REQUIRED WORK: Count lines holding the string "text" in the data that follows. Reply with one number only.

RECORDS SHOWN:
● ● ● ● ●

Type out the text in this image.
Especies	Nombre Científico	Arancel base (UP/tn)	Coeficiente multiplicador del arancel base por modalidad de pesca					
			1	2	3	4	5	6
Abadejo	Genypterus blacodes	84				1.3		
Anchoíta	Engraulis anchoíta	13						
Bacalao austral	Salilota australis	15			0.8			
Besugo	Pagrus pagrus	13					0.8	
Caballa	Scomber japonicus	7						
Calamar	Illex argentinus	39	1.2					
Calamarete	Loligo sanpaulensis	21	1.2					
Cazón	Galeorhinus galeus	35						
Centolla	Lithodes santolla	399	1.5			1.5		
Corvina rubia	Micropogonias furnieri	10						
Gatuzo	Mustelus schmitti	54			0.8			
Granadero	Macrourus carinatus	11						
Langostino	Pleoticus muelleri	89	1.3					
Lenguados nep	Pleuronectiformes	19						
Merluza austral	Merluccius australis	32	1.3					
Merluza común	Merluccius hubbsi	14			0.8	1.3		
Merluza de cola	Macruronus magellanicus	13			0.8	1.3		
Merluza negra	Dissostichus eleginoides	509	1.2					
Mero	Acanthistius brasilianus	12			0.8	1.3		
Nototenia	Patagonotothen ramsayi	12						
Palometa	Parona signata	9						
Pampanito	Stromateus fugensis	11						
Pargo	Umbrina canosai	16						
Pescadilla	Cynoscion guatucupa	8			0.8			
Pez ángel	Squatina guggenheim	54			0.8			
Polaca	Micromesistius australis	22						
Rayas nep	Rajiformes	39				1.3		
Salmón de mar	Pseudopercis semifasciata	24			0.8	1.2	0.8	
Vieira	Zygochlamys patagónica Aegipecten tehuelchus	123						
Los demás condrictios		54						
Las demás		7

● ● ● ● ●

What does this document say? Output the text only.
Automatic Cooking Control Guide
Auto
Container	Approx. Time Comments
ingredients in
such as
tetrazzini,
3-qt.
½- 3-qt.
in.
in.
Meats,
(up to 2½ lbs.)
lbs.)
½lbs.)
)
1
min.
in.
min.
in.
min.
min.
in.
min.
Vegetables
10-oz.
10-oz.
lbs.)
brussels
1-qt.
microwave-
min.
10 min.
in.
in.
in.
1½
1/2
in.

● ● ● ● ●

THE RESPONSE: 2